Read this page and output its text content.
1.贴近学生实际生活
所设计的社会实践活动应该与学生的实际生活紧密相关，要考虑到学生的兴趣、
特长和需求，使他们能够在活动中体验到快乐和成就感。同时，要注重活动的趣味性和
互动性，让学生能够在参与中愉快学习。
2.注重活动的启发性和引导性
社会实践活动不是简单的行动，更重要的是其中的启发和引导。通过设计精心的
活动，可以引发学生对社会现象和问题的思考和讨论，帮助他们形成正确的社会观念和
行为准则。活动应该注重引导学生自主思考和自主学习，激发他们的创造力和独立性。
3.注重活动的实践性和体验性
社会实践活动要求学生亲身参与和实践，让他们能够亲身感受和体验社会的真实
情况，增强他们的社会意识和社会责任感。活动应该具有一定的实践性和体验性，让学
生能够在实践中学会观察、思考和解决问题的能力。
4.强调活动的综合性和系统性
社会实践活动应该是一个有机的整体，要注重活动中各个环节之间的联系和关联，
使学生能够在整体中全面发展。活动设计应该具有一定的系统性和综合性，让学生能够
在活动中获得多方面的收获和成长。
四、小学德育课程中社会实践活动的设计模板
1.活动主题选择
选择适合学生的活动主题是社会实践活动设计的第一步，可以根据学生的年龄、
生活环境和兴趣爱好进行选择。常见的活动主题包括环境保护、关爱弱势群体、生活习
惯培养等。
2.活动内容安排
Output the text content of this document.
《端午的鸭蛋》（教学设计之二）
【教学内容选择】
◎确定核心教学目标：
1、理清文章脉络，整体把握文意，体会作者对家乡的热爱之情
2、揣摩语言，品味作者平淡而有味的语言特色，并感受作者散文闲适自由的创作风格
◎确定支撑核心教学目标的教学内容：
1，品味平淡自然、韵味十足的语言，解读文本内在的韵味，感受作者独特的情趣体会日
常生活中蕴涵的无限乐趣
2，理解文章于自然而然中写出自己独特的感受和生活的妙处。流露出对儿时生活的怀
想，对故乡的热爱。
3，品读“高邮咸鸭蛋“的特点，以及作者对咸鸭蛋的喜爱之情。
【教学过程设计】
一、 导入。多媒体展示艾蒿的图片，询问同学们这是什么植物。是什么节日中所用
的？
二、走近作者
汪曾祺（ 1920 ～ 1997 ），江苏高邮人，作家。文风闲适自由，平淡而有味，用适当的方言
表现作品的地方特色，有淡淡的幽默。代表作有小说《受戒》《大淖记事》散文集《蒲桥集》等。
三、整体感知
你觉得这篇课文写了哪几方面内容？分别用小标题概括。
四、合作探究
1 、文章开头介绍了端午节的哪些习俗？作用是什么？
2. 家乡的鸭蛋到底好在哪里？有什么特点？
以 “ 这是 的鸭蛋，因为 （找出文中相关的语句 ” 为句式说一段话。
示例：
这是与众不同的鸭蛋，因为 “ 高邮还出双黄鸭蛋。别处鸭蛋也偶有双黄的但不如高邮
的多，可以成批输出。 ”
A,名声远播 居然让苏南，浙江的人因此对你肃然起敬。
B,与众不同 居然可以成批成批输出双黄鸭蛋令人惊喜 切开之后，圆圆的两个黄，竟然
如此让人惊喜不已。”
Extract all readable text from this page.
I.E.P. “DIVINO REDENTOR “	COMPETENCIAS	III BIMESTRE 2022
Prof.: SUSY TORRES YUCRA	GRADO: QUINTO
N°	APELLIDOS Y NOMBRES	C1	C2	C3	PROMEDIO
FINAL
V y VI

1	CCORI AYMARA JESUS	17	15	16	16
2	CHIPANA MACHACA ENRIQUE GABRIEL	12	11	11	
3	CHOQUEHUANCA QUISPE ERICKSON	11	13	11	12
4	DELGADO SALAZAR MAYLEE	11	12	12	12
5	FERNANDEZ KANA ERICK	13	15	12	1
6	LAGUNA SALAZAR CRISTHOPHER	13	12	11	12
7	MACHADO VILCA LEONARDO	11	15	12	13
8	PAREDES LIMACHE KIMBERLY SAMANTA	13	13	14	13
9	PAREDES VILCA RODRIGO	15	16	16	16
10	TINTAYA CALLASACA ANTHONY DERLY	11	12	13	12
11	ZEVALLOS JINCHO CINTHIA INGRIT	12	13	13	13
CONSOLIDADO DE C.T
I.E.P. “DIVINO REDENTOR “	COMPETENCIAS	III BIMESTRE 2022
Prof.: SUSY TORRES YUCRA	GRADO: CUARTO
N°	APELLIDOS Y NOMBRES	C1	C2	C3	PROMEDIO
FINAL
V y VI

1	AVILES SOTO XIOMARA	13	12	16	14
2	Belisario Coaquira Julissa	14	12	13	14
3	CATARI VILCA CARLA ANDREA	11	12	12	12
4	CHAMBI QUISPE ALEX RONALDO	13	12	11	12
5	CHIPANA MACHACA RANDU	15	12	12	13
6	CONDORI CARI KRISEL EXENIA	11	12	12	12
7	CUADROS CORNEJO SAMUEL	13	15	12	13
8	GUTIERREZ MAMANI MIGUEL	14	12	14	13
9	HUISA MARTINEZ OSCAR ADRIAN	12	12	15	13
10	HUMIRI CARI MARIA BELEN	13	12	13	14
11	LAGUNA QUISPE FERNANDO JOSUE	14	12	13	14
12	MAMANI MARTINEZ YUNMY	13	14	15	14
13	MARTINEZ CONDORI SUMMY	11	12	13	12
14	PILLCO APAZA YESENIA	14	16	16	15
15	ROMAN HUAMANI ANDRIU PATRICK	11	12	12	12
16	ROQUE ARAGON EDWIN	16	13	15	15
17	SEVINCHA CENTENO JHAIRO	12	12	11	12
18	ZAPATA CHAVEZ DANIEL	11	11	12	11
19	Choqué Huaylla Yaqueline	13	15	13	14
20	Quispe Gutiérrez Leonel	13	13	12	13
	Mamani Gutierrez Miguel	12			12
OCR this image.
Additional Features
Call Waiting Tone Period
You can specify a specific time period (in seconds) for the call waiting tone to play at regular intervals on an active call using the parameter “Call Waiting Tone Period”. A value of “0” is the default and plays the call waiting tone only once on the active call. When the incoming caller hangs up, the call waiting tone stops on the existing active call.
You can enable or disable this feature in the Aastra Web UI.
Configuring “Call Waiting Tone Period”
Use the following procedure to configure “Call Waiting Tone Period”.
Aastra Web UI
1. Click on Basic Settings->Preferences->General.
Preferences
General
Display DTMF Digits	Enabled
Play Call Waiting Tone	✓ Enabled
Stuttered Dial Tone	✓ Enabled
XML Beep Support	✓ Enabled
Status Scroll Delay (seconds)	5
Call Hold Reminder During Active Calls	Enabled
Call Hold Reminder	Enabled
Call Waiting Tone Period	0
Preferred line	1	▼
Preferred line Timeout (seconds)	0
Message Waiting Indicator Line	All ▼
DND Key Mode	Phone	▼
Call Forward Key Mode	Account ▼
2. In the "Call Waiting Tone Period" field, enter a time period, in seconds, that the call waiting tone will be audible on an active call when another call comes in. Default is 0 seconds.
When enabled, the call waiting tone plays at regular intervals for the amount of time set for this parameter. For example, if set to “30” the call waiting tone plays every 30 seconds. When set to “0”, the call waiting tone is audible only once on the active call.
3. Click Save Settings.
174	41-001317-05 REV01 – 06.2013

**Directions:** Say, as a single number and nothing more, how many lines of the entries contain the word "CARI".

**Solved problem:** 2